Material to process >>
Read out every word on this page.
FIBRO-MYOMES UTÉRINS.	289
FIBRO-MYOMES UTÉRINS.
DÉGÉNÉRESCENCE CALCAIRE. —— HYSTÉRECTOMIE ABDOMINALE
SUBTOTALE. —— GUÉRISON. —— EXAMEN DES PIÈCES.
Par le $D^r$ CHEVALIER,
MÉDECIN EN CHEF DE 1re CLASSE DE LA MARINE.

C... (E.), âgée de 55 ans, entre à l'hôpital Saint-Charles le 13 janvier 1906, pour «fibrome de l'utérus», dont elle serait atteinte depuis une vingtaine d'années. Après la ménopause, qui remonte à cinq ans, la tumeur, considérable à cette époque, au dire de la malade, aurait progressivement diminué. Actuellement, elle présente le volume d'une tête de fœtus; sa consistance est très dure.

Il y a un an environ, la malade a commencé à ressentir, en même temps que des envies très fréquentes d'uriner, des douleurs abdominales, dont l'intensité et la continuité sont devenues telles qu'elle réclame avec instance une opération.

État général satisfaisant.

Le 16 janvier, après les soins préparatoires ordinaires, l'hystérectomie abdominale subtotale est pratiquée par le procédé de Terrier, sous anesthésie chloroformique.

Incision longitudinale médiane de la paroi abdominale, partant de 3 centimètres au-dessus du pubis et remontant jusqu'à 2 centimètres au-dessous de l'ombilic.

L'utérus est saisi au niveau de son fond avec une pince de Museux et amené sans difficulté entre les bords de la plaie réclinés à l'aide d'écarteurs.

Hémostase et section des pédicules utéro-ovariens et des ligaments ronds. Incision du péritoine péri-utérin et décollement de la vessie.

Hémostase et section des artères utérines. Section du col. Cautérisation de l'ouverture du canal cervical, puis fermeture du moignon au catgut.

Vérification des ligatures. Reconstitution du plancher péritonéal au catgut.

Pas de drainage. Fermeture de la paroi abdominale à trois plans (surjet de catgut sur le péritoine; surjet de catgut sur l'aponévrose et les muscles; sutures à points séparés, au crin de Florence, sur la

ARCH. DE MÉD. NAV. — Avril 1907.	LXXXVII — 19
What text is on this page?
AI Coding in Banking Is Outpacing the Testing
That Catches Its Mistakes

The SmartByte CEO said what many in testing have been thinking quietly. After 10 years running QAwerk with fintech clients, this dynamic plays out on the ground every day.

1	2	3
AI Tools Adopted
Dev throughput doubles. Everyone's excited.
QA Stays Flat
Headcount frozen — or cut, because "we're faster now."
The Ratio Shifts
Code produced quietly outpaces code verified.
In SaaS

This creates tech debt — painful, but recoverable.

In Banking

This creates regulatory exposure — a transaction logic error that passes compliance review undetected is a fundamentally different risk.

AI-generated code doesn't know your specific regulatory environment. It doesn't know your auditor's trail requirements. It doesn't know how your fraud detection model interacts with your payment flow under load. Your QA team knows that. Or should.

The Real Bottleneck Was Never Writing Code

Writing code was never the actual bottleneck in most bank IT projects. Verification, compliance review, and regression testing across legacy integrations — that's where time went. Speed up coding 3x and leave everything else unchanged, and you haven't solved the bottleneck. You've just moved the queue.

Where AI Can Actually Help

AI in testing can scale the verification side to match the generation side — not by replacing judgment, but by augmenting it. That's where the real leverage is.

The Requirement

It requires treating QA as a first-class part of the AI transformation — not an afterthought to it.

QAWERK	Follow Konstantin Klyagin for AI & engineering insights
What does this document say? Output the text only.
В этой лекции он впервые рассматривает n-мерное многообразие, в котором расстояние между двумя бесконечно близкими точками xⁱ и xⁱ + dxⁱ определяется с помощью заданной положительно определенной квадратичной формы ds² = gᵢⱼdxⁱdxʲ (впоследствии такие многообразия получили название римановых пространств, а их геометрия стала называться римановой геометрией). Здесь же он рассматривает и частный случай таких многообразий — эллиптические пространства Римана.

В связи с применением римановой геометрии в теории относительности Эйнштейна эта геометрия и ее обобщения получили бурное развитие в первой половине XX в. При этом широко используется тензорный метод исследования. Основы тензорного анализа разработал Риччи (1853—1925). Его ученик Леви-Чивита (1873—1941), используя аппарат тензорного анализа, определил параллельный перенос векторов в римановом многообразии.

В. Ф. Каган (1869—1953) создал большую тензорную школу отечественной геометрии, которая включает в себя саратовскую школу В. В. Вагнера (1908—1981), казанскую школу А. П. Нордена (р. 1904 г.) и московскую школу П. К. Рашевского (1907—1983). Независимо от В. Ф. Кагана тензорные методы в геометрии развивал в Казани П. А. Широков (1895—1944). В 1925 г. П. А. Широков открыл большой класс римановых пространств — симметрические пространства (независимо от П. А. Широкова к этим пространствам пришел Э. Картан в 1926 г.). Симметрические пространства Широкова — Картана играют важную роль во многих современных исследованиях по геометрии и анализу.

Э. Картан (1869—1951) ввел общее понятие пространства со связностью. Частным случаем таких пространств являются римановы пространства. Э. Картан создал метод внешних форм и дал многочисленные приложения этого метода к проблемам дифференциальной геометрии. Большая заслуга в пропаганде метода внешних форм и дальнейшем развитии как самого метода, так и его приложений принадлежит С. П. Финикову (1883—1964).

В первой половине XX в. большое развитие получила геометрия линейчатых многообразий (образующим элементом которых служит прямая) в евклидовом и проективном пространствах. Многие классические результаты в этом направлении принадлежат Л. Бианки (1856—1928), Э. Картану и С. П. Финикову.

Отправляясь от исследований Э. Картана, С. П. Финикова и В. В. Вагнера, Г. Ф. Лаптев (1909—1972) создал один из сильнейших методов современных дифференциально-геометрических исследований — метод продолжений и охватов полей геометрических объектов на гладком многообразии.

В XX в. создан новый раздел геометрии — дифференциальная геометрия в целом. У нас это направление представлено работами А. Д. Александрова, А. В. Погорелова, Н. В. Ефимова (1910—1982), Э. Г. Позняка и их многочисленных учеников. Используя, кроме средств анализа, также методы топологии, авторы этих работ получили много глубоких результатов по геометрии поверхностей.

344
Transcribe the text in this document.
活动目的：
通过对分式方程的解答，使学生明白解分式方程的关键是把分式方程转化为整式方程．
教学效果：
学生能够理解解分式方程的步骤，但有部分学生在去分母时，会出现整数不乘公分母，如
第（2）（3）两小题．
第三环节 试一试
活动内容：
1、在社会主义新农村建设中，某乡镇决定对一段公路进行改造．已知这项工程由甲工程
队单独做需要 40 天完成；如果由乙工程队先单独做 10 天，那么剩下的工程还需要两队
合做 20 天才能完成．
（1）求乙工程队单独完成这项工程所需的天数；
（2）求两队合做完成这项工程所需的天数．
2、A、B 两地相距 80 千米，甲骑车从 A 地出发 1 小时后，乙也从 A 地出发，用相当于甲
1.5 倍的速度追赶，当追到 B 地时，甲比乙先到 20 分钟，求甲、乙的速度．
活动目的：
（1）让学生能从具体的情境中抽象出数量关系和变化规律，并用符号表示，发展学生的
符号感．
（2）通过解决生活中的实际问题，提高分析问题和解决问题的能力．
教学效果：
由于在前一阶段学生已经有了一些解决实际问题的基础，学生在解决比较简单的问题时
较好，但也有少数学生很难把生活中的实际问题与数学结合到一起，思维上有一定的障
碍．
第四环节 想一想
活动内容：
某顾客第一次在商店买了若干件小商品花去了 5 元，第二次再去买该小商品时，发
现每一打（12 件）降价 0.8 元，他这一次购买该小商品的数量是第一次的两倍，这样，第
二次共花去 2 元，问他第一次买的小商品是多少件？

Do this >>
Gather each line from the entries above that includes the word "avec".

Output for this exercise >>
Il y a un an environ, la malade a commencé à ressentir, en même temps que des envies très fréquentes d'uriner, des douleurs abdominales, dont l'intensité et la continuité sont devenues telles qu'elle réclame avec instance une opération.
L'utérus est saisi au niveau de son fond avec une pince de Museux et amené sans difficulté entre les bords de la plaie réclinés à l'aide d'écarteurs.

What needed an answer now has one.